Print all the records exactly, please.

--- DATA IN THIS EXERCISE ---
##########
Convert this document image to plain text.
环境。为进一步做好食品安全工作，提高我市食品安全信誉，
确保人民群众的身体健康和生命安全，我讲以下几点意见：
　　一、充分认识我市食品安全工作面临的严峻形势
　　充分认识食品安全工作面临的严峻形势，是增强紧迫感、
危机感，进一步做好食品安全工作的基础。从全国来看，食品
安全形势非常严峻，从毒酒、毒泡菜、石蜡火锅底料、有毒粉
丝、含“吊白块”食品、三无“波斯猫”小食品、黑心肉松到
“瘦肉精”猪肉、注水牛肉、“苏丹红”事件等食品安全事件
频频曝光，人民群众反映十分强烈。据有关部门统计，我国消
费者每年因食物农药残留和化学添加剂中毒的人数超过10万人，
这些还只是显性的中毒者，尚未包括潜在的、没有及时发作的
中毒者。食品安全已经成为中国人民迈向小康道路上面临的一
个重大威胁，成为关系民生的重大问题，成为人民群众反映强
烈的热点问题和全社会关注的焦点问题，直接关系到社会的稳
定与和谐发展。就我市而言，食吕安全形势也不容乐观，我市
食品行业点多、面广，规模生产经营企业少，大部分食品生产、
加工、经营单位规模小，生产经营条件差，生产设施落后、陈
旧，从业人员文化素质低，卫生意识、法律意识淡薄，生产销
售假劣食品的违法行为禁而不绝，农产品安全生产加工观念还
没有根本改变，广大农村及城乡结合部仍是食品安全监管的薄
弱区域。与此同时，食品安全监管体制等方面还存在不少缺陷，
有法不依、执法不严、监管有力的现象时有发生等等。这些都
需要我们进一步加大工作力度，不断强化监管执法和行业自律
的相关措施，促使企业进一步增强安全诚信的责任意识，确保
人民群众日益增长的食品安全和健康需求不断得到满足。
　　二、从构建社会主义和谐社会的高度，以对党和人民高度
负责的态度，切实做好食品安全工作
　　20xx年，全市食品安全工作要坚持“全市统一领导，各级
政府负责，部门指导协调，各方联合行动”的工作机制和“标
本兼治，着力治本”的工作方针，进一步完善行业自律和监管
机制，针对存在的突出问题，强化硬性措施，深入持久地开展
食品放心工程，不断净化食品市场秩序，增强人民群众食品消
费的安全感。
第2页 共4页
##########
--- TASK SOLUTION ---
Convert this document image to plain text.
环境。为进一步做好食品安全工作，提高我市食品安全信誉，
确保人民群众的身体健康和生命安全，我讲以下几点意见：
　　一、充分认识我市食品安全工作面临的严峻形势
　　充分认识食品安全工作面临的严峻形势，是增强紧迫感、
危机感，进一步做好食品安全工作的基础。从全国来看，食品
安全形势非常严峻，从毒酒、毒泡菜、石蜡火锅底料、有毒粉
丝、含“吊白块”食品、三无“波斯猫”小食品、黑心肉松到
“瘦肉精”猪肉、注水牛肉、“苏丹红”事件等食品安全事件
频频曝光，人民群众反映十分强烈。据有关部门统计，我国消
费者每年因食物农药残留和化学添加剂中毒的人数超过10万人，
这些还只是显性的中毒者，尚未包括潜在的、没有及时发作的
中毒者。食品安全已经成为中国人民迈向小康道路上面临的一
个重大威胁，成为关系民生的重大问题，成为人民群众反映强
烈的热点问题和全社会关注的焦点问题，直接关系到社会的稳
定与和谐发展。就我市而言，食吕安全形势也不容乐观，我市
食品行业点多、面广，规模生产经营企业少，大部分食品生产、
加工、经营单位规模小，生产经营条件差，生产设施落后、陈
旧，从业人员文化素质低，卫生意识、法律意识淡薄，生产销
售假劣食品的违法行为禁而不绝，农产品安全生产加工观念还
没有根本改变，广大农村及城乡结合部仍是食品安全监管的薄
弱区域。与此同时，食品安全监管体制等方面还存在不少缺陷，
有法不依、执法不严、监管有力的现象时有发生等等。这些都
需要我们进一步加大工作力度，不断强化监管执法和行业自律
的相关措施，促使企业进一步增强安全诚信的责任意识，确保
人民群众日益增长的食品安全和健康需求不断得到满足。
　　二、从构建社会主义和谐社会的高度，以对党和人民高度
负责的态度，切实做好食品安全工作
　　20xx年，全市食品安全工作要坚持“全市统一领导，各级
政府负责，部门指导协调，各方联合行动”的工作机制和“标
本兼治，着力治本”的工作方针，进一步完善行业自律和监管
机制，针对存在的突出问题，强化硬性措施，深入持久地开展
食品放心工程，不断净化食品市场秩序，增强人民群众食品消
费的安全感。
第2页 共4页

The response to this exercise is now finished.